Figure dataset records
○ ○ ○

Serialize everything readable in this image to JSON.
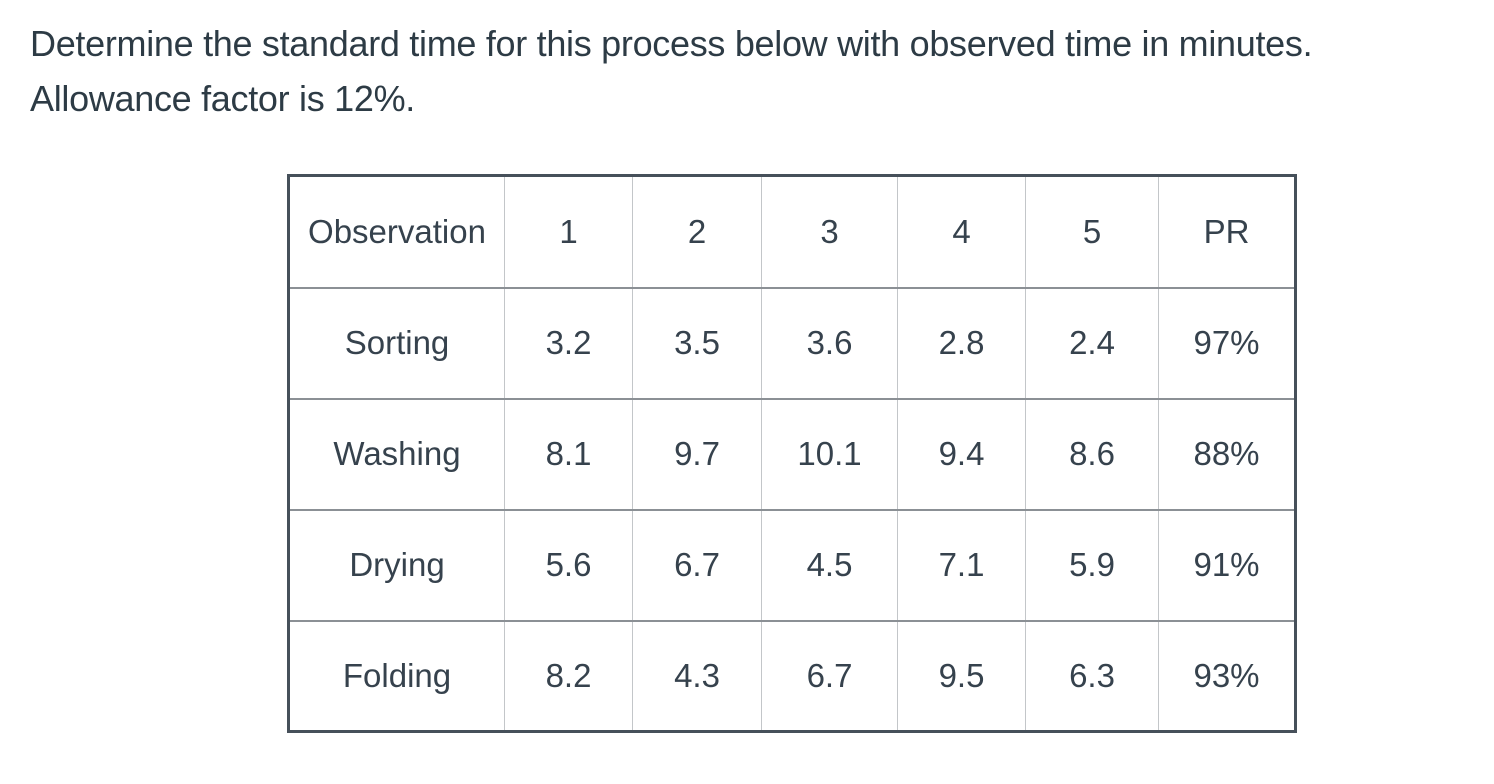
{
  "question": {
    "line1": "Determine the standard time for this process below with observed time in minutes.",
    "line2": "Allowance factor is 12%."
  },
  "table": {
    "header": [
      "Observation",
      "1",
      "2",
      "3",
      "4",
      "5",
      "PR"
    ],
    "rows": [
      {
        "label": "Sorting",
        "values": [
          "3.2",
          "3.5",
          "3.6",
          "2.8",
          "2.4"
        ],
        "pr": "97%"
      },
      {
        "label": "Washing",
        "values": [
          "8.1",
          "9.7",
          "10.1",
          "9.4",
          "8.6"
        ],
        "pr": "88%"
      },
      {
        "label": "Drying",
        "values": [
          "5.6",
          "6.7",
          "4.5",
          "7.1",
          "5.9"
        ],
        "pr": "91%"
      },
      {
        "label": "Folding",
        "values": [
          "8.2",
          "4.3",
          "6.7",
          "9.5",
          "6.3"
        ],
        "pr": "93%"
      }
    ]
  },
  "colors": {
    "question_text": "#2d3b45",
    "table_text": "#36424d",
    "outer_border": "#46505a",
    "row_divider": "#8b9095",
    "column_divider": "#c3c6c9",
    "background": "#ffffff"
  }
}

○ ○ ○

* _Exercise description_:
Repeat each record exactly as shown above, dropping all images.

* _Result of this exercise_:
Serialize everything readable in this image to JSON.
{
  "question": {
    "line1": "Determine the standard time for this process below with observed time in minutes.",
    "line2": "Allowance factor is 12%."
  },
  "table": {
    "header": [
      "Observation",
      "1",
      "2",
      "3",
      "4",
      "5",
      "PR"
    ],
    "rows": [
      {
        "label": "Sorting",
        "values": [
          "3.2",
          "3.5",
          "3.6",
          "2.8",
          "2.4"
        ],
        "pr": "97%"
      },
      {
        "label": "Washing",
        "values": [
          "8.1",
          "9.7",
          "10.1",
          "9.4",
          "8.6"
        ],
        "pr": "88%"
      },
      {
        "label": "Drying",
        "values": [
          "5.6",
          "6.7",
          "4.5",
          "7.1",
          "5.9"
        ],
        "pr": "91%"
      },
      {
        "label": "Folding",
        "values": [
          "8.2",
          "4.3",
          "6.7",
          "9.5",
          "6.3"
        ],
        "pr": "93%"
      }
    ]
  },
  "colors": {
    "question_text": "#2d3b45",
    "table_text": "#36424d",
    "outer_border": "#46505a",
    "row_divider": "#8b9095",
    "column_divider": "#c3c6c9",
    "background": "#ffffff"
  }
}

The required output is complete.